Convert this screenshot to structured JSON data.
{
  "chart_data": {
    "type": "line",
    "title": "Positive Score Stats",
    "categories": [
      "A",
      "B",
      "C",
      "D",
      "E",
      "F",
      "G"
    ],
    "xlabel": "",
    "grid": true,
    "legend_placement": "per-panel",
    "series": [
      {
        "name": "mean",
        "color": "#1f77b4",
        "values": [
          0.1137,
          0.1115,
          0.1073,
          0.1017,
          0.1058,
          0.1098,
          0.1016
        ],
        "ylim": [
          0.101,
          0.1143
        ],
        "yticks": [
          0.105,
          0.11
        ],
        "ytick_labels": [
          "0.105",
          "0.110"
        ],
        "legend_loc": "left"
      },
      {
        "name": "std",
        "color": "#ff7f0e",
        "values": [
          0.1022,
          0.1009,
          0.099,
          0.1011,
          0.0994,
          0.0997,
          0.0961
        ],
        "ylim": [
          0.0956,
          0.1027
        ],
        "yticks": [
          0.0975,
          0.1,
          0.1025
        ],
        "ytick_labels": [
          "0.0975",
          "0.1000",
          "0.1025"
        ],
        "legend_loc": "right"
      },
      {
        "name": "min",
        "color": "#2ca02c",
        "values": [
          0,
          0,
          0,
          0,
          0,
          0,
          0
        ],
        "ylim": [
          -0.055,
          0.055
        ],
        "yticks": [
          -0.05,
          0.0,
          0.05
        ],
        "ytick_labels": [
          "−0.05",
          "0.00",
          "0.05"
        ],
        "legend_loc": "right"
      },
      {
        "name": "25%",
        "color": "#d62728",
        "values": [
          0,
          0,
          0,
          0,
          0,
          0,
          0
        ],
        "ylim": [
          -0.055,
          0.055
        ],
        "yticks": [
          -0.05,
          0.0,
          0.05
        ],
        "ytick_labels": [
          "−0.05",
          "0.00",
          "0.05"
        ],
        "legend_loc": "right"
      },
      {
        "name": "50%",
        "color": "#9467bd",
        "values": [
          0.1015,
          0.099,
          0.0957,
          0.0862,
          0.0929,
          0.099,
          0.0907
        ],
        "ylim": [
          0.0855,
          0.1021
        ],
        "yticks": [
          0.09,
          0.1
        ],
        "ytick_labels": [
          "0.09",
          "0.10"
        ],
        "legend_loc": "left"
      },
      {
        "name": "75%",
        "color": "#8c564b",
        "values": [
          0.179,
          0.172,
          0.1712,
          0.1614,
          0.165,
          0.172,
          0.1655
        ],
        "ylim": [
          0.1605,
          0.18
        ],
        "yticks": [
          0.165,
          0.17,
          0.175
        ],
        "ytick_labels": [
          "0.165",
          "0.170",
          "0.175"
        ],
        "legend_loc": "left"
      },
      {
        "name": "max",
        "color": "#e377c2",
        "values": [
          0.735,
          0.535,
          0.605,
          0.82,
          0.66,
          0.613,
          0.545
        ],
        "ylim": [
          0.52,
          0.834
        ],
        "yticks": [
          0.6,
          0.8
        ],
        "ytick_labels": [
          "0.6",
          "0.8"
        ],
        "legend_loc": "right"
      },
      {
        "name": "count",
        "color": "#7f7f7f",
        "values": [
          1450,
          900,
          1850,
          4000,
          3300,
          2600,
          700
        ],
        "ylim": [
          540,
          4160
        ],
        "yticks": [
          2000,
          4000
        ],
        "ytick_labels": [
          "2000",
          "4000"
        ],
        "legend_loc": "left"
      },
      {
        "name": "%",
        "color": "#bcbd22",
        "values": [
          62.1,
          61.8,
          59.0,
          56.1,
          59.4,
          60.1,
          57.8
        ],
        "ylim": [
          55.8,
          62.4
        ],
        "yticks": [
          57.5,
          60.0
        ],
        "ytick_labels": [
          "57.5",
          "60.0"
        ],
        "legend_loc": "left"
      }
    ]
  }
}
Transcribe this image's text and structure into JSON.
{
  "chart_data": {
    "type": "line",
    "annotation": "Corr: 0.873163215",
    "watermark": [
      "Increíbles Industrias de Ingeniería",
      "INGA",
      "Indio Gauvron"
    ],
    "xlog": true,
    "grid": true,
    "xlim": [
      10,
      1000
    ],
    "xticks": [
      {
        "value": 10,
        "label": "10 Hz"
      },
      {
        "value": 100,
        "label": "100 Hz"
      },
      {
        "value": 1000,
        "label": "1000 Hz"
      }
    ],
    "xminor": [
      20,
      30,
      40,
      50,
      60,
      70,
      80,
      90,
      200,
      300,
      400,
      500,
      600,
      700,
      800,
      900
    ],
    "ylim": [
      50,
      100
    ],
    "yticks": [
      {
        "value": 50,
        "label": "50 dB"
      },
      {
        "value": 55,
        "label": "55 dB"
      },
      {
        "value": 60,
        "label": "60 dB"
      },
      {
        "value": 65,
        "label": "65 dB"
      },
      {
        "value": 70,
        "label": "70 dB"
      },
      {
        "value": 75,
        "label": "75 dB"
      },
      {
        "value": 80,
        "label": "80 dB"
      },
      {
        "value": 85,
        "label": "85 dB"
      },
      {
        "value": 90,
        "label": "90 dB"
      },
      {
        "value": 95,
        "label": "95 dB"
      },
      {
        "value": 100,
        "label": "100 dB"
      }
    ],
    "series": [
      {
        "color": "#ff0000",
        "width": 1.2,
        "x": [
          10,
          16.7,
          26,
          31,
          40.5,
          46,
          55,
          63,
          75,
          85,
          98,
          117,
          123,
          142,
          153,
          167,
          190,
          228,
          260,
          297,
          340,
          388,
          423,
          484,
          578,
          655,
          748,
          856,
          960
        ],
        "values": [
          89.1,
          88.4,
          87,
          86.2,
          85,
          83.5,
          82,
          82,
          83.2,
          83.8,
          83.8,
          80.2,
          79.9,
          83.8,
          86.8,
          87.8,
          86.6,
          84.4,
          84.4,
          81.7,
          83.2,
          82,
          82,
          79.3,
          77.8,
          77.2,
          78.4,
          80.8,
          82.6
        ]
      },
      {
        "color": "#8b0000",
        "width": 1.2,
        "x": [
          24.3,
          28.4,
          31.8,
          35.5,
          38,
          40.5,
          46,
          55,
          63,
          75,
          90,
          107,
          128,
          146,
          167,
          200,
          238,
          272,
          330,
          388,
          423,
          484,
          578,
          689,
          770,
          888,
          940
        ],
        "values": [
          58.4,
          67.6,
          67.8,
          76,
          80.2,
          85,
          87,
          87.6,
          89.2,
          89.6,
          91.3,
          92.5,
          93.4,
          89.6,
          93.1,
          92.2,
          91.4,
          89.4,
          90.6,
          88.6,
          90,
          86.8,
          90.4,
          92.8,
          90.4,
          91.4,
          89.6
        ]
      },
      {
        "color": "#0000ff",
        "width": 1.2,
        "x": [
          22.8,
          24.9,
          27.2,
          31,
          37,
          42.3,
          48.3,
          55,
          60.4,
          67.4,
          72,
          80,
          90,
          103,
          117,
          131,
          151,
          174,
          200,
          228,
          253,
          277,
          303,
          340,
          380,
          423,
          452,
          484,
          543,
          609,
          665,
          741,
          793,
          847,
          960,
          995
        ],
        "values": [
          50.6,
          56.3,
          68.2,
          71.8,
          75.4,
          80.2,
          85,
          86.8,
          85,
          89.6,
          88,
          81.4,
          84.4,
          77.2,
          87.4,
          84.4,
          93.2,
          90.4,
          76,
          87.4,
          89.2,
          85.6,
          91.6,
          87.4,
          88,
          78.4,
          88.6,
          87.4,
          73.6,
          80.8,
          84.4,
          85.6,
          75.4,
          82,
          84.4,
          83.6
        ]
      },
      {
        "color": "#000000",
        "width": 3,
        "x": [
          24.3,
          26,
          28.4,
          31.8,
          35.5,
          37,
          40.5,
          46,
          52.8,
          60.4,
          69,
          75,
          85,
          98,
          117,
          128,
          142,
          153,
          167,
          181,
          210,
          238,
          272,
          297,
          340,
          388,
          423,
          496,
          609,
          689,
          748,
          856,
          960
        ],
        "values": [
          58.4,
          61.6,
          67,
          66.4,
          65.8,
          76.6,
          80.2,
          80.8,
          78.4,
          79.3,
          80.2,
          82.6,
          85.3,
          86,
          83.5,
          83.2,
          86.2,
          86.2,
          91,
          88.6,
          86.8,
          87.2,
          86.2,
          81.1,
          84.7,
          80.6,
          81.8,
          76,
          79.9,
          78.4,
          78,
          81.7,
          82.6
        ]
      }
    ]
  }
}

What to do:
The lines to collect are those holding the string "name"; copy them all.

Final answer:
        "name": "mean",
        "name": "std",
        "name": "min",
        "name": "25%",
        "name": "50%",
        "name": "75%",
        "name": "max",
        "name": "count",
        "name": "%",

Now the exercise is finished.